### 読む文章:
-------

こんにちは、
プロフェッショナル心理カウンセラーの
浮世満理子です。
いよいよ冬ですね。
冬のスポーツと言えば、
スノーボードやフィギュアスケートなど
華やかなものがたくさんありますね。

私たちアイディア
ヒューマンサポートサービスでも、
スノーボードのトップアスリートや
フィギュアスケートの選手など多くの
メンタルトレーニングを担当しています。

フィギュアスケートの
メンタルトレーニング

12月にはフィギュアアスケートの
グランプリファイナル2017が
開催されることもあり、
この季節になると
いつもフィギュアスケートの
現場のことを思い出します。

今日はフィギュアスケートの現場から、
メンタルトレーングについてお話します。

もう数年前になりますが、
フィギュアスケートの全日本選手権に
メンタルトレーナーとして
同行して欲しいとご連絡を頂き、
急遽メンタルトレーニングが
開始されました。

-------

### 提供された行:
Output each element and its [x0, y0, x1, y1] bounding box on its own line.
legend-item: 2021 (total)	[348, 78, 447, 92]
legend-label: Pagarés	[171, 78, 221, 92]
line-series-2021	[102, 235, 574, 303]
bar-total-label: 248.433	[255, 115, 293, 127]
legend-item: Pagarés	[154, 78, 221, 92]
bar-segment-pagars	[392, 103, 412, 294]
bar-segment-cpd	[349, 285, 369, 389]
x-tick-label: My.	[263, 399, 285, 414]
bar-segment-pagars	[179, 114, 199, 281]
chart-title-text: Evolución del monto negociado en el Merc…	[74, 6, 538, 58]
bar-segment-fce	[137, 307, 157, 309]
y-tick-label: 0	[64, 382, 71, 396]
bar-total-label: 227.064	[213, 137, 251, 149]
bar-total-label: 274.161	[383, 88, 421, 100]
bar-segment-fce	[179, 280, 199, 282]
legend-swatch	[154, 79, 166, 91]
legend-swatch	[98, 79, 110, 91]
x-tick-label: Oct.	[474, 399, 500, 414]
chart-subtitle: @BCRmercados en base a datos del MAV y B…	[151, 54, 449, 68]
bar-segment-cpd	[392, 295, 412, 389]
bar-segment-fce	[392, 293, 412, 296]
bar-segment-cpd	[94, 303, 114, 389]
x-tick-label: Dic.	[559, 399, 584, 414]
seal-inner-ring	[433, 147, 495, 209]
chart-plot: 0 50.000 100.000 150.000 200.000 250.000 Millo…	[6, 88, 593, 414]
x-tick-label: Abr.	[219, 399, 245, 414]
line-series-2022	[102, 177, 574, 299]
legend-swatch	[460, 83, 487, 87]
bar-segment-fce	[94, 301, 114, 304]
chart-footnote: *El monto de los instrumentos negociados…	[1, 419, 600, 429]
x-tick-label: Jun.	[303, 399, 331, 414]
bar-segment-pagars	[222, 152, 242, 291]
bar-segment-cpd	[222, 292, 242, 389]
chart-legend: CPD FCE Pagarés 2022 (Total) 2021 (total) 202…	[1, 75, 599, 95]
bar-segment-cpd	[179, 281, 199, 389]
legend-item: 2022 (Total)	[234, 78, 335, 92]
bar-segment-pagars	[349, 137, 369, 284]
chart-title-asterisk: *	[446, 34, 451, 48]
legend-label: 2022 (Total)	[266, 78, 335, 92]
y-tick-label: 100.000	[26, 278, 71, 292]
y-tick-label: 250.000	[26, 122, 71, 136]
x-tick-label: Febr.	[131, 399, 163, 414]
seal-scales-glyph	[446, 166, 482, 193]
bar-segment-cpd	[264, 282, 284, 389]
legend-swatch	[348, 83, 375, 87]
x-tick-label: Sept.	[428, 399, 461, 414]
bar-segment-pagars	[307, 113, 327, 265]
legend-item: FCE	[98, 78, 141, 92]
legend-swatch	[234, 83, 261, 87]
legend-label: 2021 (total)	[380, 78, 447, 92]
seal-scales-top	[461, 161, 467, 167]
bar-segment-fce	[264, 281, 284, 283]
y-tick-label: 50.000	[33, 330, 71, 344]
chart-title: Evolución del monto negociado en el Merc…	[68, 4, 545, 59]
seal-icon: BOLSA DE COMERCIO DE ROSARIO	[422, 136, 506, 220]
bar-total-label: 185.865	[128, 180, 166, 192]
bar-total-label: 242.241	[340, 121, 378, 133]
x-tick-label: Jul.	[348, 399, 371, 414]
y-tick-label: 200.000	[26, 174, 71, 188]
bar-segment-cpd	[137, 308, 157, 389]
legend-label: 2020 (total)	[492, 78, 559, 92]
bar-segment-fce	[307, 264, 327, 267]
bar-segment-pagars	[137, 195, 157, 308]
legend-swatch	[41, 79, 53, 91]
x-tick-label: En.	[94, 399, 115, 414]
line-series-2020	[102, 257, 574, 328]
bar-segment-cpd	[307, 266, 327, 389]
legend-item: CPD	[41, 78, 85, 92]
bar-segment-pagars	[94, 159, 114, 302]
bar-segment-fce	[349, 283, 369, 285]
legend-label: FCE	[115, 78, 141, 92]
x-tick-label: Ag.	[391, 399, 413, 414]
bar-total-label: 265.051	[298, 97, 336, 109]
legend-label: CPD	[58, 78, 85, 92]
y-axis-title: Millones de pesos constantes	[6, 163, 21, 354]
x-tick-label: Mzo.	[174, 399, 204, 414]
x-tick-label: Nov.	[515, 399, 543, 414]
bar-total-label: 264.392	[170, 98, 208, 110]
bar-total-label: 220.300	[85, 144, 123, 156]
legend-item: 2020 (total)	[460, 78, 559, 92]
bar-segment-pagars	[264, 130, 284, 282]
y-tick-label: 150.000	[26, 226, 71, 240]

-------

### 作業内容:
• A. メンタルトレーニングの文章について、次の問いに答えてください。
(i) 筆者は自分の職業を何と名乗っていますか？
(ii) スノーボードのトップアスリートのほかに、誰のメンタルトレーニングを担当していると書かれていますか？
(iii) 数年前、筆者はどの大会への同行を依頼されましたか？
• B. メンタルトレーニングの文章を、最後の文の続きから書き進めてください。

### 作業ごとの結果:
• A.
(i) プロフェッショナル心理カウンセラー
(ii) フィギュアスケートの選手
(iii) フィギュアスケートの全日本選手権

• B.
選手たちは主にアメリカやロシアなど、
海外で普段練習や試合を
していることが多いため、
試合までの面談や
お話を聴くものに関しては、
携帯をつかったビデオ通話などで
行なっていました。

通常、メンタルトレーニングは最低半年。
長ければ長い方がいい。

本番前に、さっといって魔法のように
メンタルが安定するというのは錯覚です。
メンタルだって、
トレーニングしなけりゃ
しなやかに強くならない。

選手にはトレーニングの時間が
必要なのです。

私がフィギュアスケート選手を
担当していたのは5年以上前でしょうか。
今は世界で押しも押されもせぬ
世界チャンピオンである羽生結弦さんも
まだ高校生のころでしたから、
もうずい分前のような気がします。

当時はまだ、男子の中でも
4回転ジャンプを成功される人が
そんなに多かったわけではありません。
男子スケート選手たちはみな、
日本のトップを取るために
難易度の高い4回転ジャンプを
成功させることに
集中していたような気がします。

もちろん私が担当をしていた選手も
その一人だったわけです。
難易度の高い技を、
緊迫した本番一発のリンクの上で決める。

その難しさはやっている当人でないと
本当に苦しみはわからないものだな、

と思ったのを覚えています。

究極のメンタル

私は2008年以来、毎シーズン
五輪日本代表の体操競技の
メンタルトレーニングをしているので、
その繊細さと大変さは
少し似ている気がしました。

一瞬の集中力がきれたり、
力が入ると途端に、転倒したりする。

それだけ恐怖感があるのが
大技といわれる技術です。

まさに、跳ぶ勇気、、、ですね。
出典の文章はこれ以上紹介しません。